The entries below are to be transcribed in full, without their images.

Records from a collection
:::::
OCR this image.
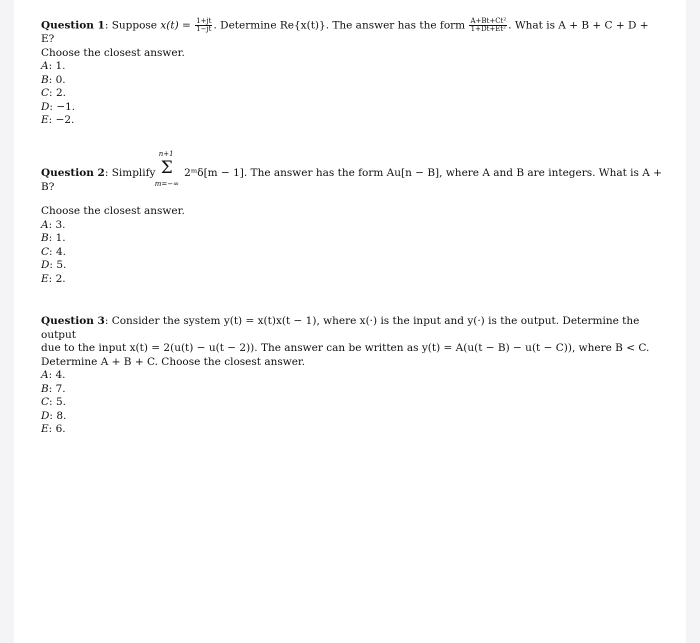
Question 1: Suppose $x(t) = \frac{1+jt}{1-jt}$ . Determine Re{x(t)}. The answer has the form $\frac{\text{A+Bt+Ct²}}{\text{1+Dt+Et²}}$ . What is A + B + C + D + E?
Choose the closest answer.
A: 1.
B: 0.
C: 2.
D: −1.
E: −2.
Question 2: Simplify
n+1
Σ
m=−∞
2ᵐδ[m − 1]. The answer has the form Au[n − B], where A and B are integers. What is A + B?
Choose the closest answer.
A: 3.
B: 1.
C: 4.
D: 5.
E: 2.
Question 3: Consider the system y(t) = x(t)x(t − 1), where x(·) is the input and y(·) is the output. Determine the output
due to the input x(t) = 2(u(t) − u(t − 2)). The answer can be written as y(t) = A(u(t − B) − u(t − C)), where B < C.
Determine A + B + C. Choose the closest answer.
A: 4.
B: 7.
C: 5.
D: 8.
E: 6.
:::::
▸ Task solution
OCR this image.
Question 1: Suppose $x(t) = \frac{1+jt}{1-jt}$ . Determine Re{x(t)}. The answer has the form $\frac{\text{A+Bt+Ct²}}{\text{1+Dt+Et²}}$ . What is A + B + C + D + E?
Choose the closest answer.
A: 1.
B: 0.
C: 2.
D: −1.
E: −2.
Question 2: Simplify
n+1
Σ
m=−∞
2ᵐδ[m − 1]. The answer has the form Au[n − B], where A and B are integers. What is A + B?
Choose the closest answer.
A: 3.
B: 1.
C: 4.
D: 5.
E: 2.
Question 3: Consider the system y(t) = x(t)x(t − 1), where x(·) is the input and y(·) is the output. Determine the output
due to the input x(t) = 2(u(t) − u(t − 2)). The answer can be written as y(t) = A(u(t − B) − u(t − C)), where B < C.
Determine A + B + C. Choose the closest answer.
A: 4.
B: 7.
C: 5.
D: 8.
E: 6.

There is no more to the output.